* **Input data**:
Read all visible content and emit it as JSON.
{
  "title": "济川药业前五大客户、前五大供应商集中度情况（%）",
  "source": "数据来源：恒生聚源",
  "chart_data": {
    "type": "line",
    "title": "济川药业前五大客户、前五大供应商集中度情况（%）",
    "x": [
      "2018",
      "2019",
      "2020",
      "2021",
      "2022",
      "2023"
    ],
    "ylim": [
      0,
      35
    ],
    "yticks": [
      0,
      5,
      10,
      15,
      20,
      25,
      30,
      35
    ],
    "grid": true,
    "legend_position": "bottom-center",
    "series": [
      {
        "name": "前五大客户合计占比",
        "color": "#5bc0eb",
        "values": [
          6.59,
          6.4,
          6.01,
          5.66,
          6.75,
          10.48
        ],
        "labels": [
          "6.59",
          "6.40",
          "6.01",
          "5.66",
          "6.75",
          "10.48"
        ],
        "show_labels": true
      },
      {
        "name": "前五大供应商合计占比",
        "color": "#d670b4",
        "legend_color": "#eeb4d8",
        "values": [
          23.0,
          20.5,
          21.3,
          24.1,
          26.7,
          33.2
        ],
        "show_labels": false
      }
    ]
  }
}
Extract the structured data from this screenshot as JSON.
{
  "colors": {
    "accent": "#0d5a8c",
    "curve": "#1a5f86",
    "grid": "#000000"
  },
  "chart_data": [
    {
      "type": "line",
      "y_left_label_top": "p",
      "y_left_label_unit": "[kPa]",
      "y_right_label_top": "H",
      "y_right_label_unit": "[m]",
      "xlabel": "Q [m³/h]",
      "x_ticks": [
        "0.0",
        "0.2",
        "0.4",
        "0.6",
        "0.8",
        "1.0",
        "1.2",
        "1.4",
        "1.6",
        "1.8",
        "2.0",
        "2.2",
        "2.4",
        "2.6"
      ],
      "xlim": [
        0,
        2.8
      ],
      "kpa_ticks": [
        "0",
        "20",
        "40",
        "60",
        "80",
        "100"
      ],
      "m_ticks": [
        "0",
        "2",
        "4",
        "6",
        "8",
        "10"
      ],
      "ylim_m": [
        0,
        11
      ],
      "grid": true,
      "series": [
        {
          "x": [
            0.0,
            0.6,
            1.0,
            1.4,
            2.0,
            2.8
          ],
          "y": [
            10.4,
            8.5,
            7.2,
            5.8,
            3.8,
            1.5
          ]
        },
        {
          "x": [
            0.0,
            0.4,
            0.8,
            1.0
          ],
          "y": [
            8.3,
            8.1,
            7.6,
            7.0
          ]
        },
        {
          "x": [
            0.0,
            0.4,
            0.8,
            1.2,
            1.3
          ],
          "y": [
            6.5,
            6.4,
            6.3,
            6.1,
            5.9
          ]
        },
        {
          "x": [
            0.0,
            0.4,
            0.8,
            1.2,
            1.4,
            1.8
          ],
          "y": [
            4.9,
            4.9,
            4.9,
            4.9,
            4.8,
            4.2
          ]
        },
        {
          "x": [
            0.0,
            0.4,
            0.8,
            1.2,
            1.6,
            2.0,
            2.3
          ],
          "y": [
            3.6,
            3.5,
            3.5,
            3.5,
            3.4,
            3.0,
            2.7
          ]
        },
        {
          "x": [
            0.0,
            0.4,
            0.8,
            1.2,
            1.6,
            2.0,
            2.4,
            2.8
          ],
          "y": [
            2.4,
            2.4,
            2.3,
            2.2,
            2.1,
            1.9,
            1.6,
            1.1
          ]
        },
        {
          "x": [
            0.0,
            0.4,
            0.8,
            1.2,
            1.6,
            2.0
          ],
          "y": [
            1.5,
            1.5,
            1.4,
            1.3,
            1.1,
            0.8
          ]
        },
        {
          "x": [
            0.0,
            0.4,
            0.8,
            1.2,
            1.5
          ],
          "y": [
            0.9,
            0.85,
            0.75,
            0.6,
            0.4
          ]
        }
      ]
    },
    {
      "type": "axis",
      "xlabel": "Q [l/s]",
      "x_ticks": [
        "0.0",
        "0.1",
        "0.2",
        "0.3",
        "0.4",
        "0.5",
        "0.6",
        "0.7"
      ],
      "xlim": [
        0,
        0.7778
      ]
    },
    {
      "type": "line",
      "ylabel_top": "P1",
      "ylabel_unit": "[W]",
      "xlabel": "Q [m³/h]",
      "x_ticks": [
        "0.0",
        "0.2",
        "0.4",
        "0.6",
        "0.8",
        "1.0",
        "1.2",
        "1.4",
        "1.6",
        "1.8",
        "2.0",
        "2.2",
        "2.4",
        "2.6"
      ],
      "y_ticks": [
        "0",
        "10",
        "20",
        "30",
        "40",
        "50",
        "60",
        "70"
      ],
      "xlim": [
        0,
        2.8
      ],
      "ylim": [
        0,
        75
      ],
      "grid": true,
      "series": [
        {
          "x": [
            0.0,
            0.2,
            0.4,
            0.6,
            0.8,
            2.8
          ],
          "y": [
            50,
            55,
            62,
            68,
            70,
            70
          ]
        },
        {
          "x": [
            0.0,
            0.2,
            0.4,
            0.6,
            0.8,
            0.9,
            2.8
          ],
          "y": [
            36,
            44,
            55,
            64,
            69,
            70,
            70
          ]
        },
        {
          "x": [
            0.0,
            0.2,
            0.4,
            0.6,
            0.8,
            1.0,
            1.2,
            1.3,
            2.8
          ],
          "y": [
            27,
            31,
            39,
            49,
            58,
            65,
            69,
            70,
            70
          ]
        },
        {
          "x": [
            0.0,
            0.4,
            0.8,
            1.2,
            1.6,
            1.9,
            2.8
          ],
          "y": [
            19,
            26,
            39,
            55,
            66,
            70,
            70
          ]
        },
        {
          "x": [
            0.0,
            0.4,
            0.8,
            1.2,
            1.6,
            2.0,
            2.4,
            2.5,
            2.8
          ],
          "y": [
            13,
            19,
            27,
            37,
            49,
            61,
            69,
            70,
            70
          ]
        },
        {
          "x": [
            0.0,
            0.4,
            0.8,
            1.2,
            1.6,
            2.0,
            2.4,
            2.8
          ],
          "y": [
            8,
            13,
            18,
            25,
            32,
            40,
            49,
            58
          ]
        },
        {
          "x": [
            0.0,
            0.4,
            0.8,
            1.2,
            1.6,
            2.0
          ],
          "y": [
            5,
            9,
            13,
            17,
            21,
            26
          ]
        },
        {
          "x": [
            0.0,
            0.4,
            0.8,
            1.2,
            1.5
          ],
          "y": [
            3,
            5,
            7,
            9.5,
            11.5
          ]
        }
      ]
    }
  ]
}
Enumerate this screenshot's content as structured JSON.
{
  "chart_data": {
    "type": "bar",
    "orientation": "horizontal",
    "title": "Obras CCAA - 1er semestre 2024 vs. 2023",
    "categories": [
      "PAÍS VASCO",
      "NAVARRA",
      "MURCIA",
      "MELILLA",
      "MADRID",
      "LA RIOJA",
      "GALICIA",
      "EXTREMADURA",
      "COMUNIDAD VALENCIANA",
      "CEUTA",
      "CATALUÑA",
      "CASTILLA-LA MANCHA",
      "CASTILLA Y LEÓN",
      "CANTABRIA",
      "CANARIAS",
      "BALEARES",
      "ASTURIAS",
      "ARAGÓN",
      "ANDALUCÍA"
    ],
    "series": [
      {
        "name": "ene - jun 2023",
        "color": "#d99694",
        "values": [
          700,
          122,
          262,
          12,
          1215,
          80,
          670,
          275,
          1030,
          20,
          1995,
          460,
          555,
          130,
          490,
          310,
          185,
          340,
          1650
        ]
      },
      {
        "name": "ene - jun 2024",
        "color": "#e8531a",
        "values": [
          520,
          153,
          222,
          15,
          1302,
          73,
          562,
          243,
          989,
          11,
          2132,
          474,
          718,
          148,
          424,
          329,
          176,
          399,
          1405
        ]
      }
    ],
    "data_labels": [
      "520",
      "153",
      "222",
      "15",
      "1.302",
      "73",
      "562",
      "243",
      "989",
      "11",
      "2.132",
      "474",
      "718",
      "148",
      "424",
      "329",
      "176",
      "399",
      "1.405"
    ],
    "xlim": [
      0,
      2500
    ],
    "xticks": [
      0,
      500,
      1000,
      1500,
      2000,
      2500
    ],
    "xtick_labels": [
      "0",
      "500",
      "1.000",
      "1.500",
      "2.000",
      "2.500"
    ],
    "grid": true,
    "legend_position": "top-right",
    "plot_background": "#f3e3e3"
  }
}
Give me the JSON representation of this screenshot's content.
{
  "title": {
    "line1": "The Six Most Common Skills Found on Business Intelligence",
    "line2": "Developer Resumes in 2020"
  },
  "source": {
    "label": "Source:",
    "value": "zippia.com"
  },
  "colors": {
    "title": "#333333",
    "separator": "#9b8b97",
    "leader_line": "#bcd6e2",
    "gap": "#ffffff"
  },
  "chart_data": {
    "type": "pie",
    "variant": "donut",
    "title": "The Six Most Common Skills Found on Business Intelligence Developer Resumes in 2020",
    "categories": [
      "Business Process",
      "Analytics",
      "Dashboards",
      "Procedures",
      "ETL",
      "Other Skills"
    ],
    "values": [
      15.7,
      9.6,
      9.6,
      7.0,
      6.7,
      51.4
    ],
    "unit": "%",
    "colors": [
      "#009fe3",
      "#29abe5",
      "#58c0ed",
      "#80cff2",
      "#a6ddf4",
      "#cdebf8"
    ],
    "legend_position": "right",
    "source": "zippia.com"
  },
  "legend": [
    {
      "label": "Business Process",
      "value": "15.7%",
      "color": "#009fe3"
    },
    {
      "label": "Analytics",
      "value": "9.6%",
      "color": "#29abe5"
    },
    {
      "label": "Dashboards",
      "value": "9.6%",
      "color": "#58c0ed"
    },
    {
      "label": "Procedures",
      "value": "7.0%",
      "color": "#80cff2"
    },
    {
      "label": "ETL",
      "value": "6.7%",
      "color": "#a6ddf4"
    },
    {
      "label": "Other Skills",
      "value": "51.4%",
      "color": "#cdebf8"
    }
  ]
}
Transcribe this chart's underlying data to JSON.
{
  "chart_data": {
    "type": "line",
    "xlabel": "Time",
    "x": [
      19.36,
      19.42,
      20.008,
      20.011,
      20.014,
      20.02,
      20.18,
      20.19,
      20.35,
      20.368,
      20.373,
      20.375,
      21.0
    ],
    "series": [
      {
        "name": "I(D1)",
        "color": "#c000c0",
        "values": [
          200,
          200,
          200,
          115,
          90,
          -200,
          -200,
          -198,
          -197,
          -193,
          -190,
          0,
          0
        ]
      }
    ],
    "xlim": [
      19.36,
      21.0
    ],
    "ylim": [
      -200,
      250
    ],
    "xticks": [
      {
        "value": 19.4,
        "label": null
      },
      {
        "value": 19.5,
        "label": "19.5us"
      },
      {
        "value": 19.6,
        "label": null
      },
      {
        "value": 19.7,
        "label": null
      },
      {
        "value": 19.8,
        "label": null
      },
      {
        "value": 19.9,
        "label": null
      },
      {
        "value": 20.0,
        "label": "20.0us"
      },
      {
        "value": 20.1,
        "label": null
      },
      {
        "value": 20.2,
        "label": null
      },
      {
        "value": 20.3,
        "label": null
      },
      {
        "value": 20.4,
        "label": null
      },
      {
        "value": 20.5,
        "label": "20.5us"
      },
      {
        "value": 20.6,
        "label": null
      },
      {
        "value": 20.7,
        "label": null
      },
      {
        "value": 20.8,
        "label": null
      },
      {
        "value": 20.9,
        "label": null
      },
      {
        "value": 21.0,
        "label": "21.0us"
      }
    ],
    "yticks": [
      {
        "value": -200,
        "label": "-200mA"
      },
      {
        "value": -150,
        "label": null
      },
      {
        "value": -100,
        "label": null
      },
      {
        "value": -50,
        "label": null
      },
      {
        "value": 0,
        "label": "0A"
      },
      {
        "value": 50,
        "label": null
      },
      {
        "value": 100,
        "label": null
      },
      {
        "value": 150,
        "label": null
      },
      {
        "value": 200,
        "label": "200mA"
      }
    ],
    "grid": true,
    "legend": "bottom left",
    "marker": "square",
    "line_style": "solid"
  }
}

* **Problem to solve**:
Copy every line of the listing containing the string "Skills".

* **The solution**:
    "line1": "The Six Most Common Skills Found on Business Intelligence",
    "title": "The Six Most Common Skills Found on Business Intelligence Developer Resumes in 2020",
      "Other Skills"
      "label": "Other Skills",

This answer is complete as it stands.